— START Input records —
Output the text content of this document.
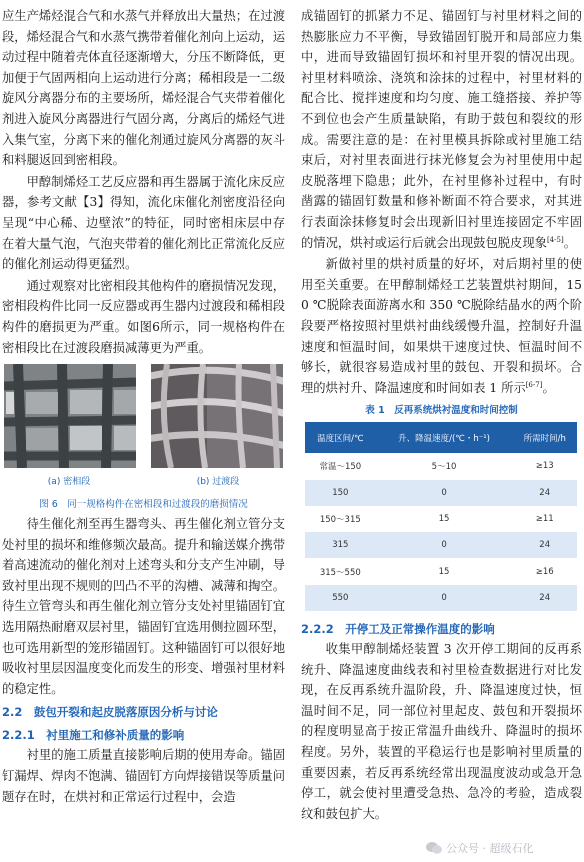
应生产烯烃混合气和水蒸气并释放出大量热；在过渡段，烯烃混合气和水蒸气携带着催化剂向上运动，运动过程中随着壳体直径逐渐增大，分压不断降低，更加便于气固两相向上运动进行分离；稀相段是一二级旋风分离器分布的主要场所，烯烃混合气夹带着催化剂进入旋风分离器进行气固分离，分离后的烯烃气进入集气室，分离下来的催化剂通过旋风分离器的灰斗和料腿返回到密相段。

甲醇制烯烃工艺反应器和再生器属于流化床反应器，参考文献【3】得知，流化床催化剂密度沿径向呈现“中心稀、边壁浓”的特征，同时密相床层中存在着大量气泡，气泡夹带着的催化剂比正常流化反应的催化剂运动得更猛烈。

通过观察对比密相段其他构件的磨损情况发现，密相段构件比同一反应器或再生器内过渡段和稀相段构件的磨损更为严重。如图6所示，同一规格构件在密相段比在过渡段磨损减薄更为严重。

(a) 密相段	(b) 过渡段
图 6　同一规格构件在密相段和过渡段的磨损情况

待生催化剂至再生器弯头、再生催化剂立管分支处衬里的损坏和维修频次最高。提升和输送媒介携带着高速流动的催化剂对上述弯头和分支产生冲刷，导致衬里出现不规则的凹凸不平的沟槽、减薄和掏空。待生立管弯头和再生催化剂立管分支处衬里锚固钉宜选用隔热耐磨双层衬里，锚固钉宜选用侧拉圆环型，也可选用新型的笼形锚固钉。这种锚固钉可以很好地吸收衬里层因温度变化而发生的形变、增强衬里材料的稳定性。

2.2　鼓包开裂和起皮脱落原因分析与讨论
2.2.1　衬里施工和修补质量的影响

衬里的施工质量直接影响后期的使用寿命。锚固钉漏焊、焊肉不饱满、锚固钉方向焊接错误等质量问题存在时，在烘衬和正常运行过程中，会造

成锚固钉的抓紧力不足、锚固钉与衬里材料之间的热膨胀应力不平衡，导致锚固钉脱开和局部应力集中，进而导致锚固钉损坏和衬里开裂的情况出现。衬里材料喷涂、浇筑和涂抹的过程中，衬里材料的配合比、搅拌速度和均匀度、施工缝搭接、养护等不到位也会产生质量缺陷，有助于鼓包和裂纹的形成。需要注意的是：在衬里模具拆除或衬里施工结束后，对衬里表面进行抹光修复会为衬里使用中起皮脱落埋下隐患；此外，在衬里修补过程中，有时凿露的锚固钉数量和修补断面不符合要求，对其进行表面涂抹修复时会出现新旧衬里连接固定不牢固的情况，烘衬或运行后就会出现鼓包脱皮现象[4-5]。

新做衬里的烘衬质量的好坏，对后期衬里的使用至关重要。在甲醇制烯烃工艺装置烘衬期间，150 ℃脱除表面游离水和 350 ℃脱除结晶水的两个阶段要严格按照衬里烘衬曲线缓慢升温，控制好升温速度和恒温时间，如果烘干速度过快、恒温时间不够长，就很容易造成衬里的鼓包、开裂和损坏。合理的烘衬升、降温速度和时间如表 1 所示[6-7]。

表 1　反再系统烘衬温度和时间控制
温度区间/℃	升、降温速度/(℃・h⁻¹)	所需时间/h
常温～150	5～10	≥13
150	0	24
150～315	15	≥11
315	0	24
315～550	15	≥16
550	0	24
2.2.2　开停工及正常操作温度的影响

收集甲醇制烯烃装置 3 次开停工期间的反再系统升、降温速度曲线表和衬里检查数据进行对比发现，在反再系统升温阶段，升、降温速度过快，恒温时间不足，同一部位衬里起皮、鼓包和开裂损坏的程度明显高于按正常温升曲线升、降温时的损坏程度。另外，装置的平稳运行也是影响衬里质量的重要因素，若反再系统经常出现温度波动或急开急停工，就会使衬里遭受急热、急冷的考验，造成裂纹和鼓包扩大。

公众号 · 超级石化
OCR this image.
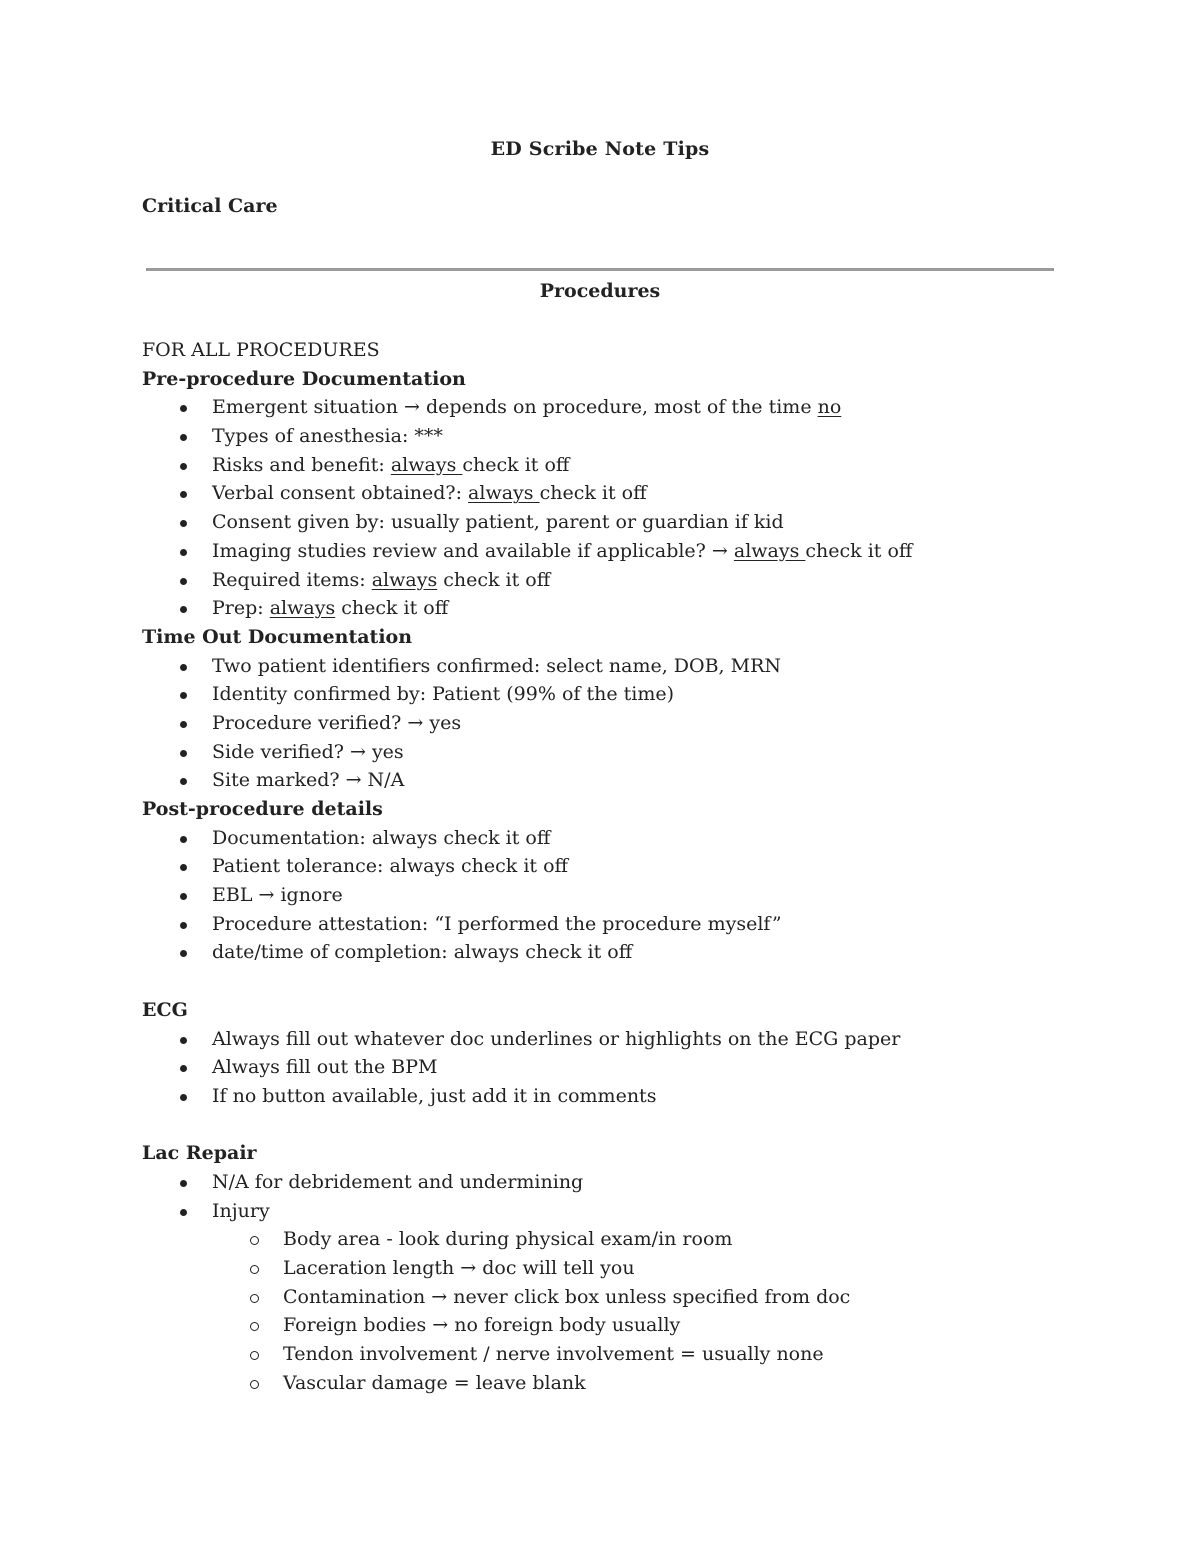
ED Scribe Note Tips
Critical Care
Procedures
FOR ALL PROCEDURES
Pre-procedure Documentation
Emergent situation → depends on procedure, most of the time no
Types of anesthesia: ***
Risks and benefit: always check it off
Verbal consent obtained?: always check it off
Consent given by: usually patient, parent or guardian if kid
Imaging studies review and available if applicable? → always check it off
Required items: always check it off
Prep: always check it off
Time Out Documentation
Two patient identifiers confirmed: select name, DOB, MRN
Identity confirmed by: Patient (99% of the time)
Procedure verified? → yes
Side verified? → yes
Site marked? → N/A
Post-procedure details
Documentation: always check it off
Patient tolerance: always check it off
EBL → ignore
Procedure attestation: “I performed the procedure myself”
date/time of completion: always check it off
ECG
Always fill out whatever doc underlines or highlights on the ECG paper
Always fill out the BPM
If no button available, just add it in comments
Lac Repair
N/A for debridement and undermining
Injury
Body area - look during physical exam/in room
Laceration length → doc will tell you
Contamination → never click box unless specified from doc
Foreign bodies → no foreign body usually
Tendon involvement / nerve involvement = usually none
Vascular damage = leave blank
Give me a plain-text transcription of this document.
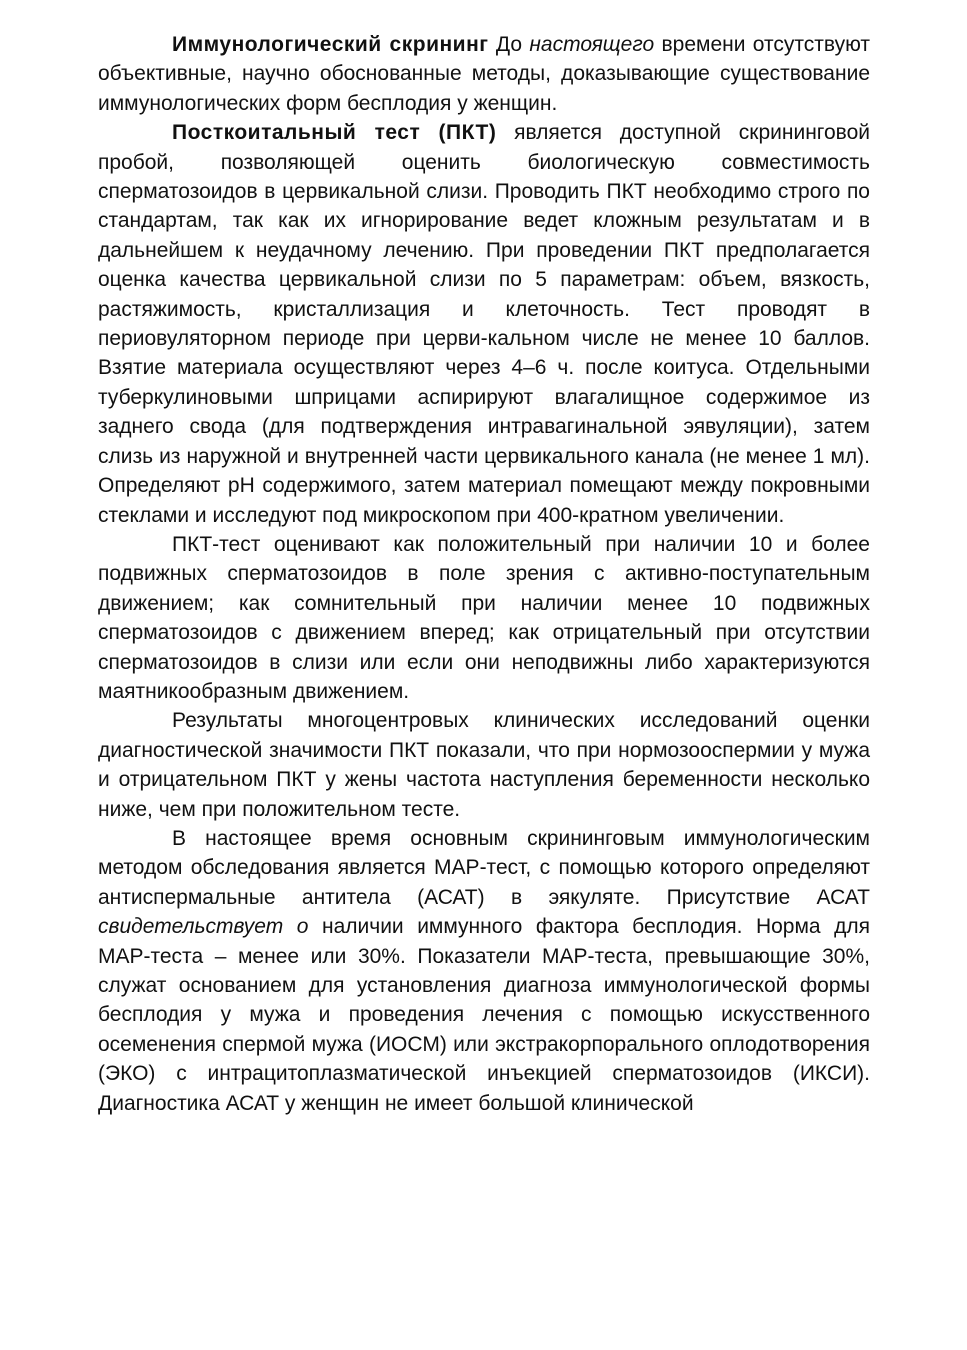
Иммунологический скрининг До настоящего времени отсутствуют объективные, научно обоснованные методы, доказывающие существование иммунологических форм бесплодия у женщин.

Посткоитальный тест (ПКТ) является доступной скрининговой пробой, позволяющей оценить биологическую совместимость сперматозоидов в цервикальной слизи. Проводить ПКТ необходимо строго по стандартам, так как их игнорирование ведет кложным результатам и в дальнейшем к неудачному лечению. При проведении ПКТ предполагается оценка качества цервикальной слизи по 5 параметрам: объем, вязкость, растяжимость, кристаллизация и клеточность. Тест проводят в периовуляторном периоде при церви-кальном числе не менее 10 баллов. Взятие материала осуществляют через 4–6 ч. после коитуса. Отдельными туберкулиновыми шприцами аспирируют влагалищное содержимое из заднего свода (для подтверждения интравагинальной эявуляции), затем слизь из наружной и внутренней части цервикального канала (не менее 1 мл). Определяют pH содержимого, затем материал помещают между покровными стеклами и исследуют под микроскопом при 400-кратном увеличении.

ПКТ-тест оценивают как положительный при наличии 10 и более подвижных сперматозоидов в поле зрения с активно-поступательным движением; как сомнительный при наличии менее 10 подвижных сперматозоидов с движением вперед; как отрицательный при отсутствии сперматозоидов в слизи или если они неподвижны либо характеризуются маятникообразным движением.

Результаты многоцентровых клинических исследований оценки диагностической значимости ПКТ показали, что при нормозооспермии у мужа и отрицательном ПКТ у жены частота наступления беременности несколько ниже, чем при положительном тесте.

В настоящее время основным скрининговым иммунологическим методом обследования является MAP-тест, с помощью которого определяют антиспермальные антитела (АСАТ) в эякуляте. Присутствие АСАТ свидетельствует о наличии иммунного фактора бесплодия. Норма для MAP-теста – менее или 30%. Показатели MAP-теста, превышающие 30%, служат основанием для установления диагноза иммунологической формы бесплодия у мужа и проведения лечения с помощью искусственного осеменения спермой мужа (ИОСМ) или экстракорпорального оплодотворения (ЭКО) с интрацитоплазматической инъекцией сперматозоидов (ИКСИ). Диагностика АСАТ у женщин не имеет большой клинической
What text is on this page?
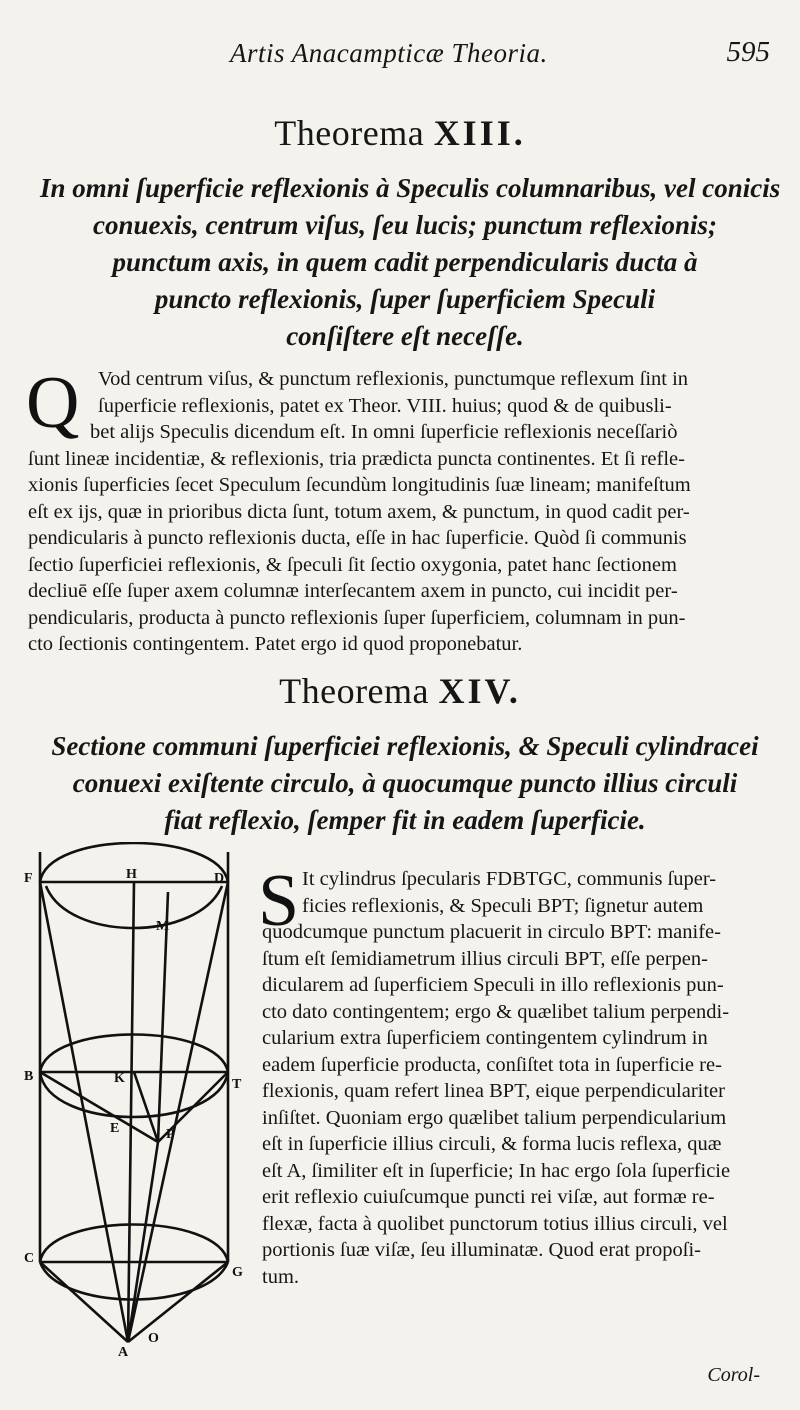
Artis Anacampticæ Theoria.	595
Theorema XIII.
In omni ſuperficie reflexionis à Speculis columnaribus, vel conicis
conuexis, centrum viſus, ſeu lucis; punctum reflexionis;
punctum axis, in quem cadit perpendicularis ducta à
puncto reflexionis, ſuper ſuperficiem Speculi
conſiſtere eſt neceſſe.
Q Vod centrum viſus, & punctum reflexionis, punctumque reflexum ſint in
ſuperficie reflexionis, patet ex Theor. VIII. huius; quod & de quibusli-
bet alijs Speculis dicendum eſt. In omni ſuperficie reflexionis neceſſariò
ſunt lineæ incidentiæ, & reflexionis, tria prædicta puncta continentes. Et ſi refle-
xionis ſuperficies ſecet Speculum ſecundùm longitudinis ſuæ lineam; manifeſtum
eſt ex ijs, quæ in prioribus dicta ſunt, totum axem, & punctum, in quod cadit per-
pendicularis à puncto reflexionis ducta, eſſe in hac ſuperficie. Quòd ſi communis
ſectio ſuperficiei reflexionis, & ſpeculi ſit ſectio oxygonia, patet hanc ſectionem
decliuē eſſe ſuper axem columnæ interſecantem axem in puncto, cui incidit per-
pendicularis, producta à puncto reflexionis ſuper ſuperficiem, columnam in pun-
cto ſectionis contingentem. Patet ergo id quod proponebatur.
Theorema XIV.
Sectione communi ſuperficiei reflexionis, & Speculi cylindracei
conuexi exiſtente circulo, à quocumque puncto illius circuli
fiat reflexio, ſemper fit in eadem ſuperficie.
S It cylindrus ſpecularis FDBTGC, communis ſuper-
ficies reflexionis, & Speculi BPT; ſignetur autem
quodcumque punctum placuerit in circulo BPT: manife-
ſtum eſt ſemidiametrum illius circuli BPT, eſſe perpen-
dicularem ad ſuperficiem Speculi in illo reflexionis pun-
cto dato contingentem; ergo & quælibet talium perpendi-
cularium extra ſuperficiem contingentem cylindrum in
eadem ſuperficie producta, conſiſtet tota in ſuperficie re-
flexionis, quam refert linea BPT, eique perpendiculariter
inſiſtet. Quoniam ergo quælibet talium perpendicularium
eſt in ſuperficie illius circuli, & forma lucis reflexa, quæ
eſt A, ſimiliter eſt in ſuperficie; In hac ergo ſola ſuperficie
erit reflexio cuiuſcumque puncti rei viſæ, aut formæ re-
flexæ, facta à quolibet punctorum totius illius circuli, vel
portionis ſuæ viſæ, ſeu illuminatæ. Quod erat propoſi-
tum.
F	H	D
M
K
B
T
P
E
C
G
A
O
Corol-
— END Input records —
Exercise goal
Read the data above and count the lines that include "ſuperficiem". Answer only with the count.

Output for this task
4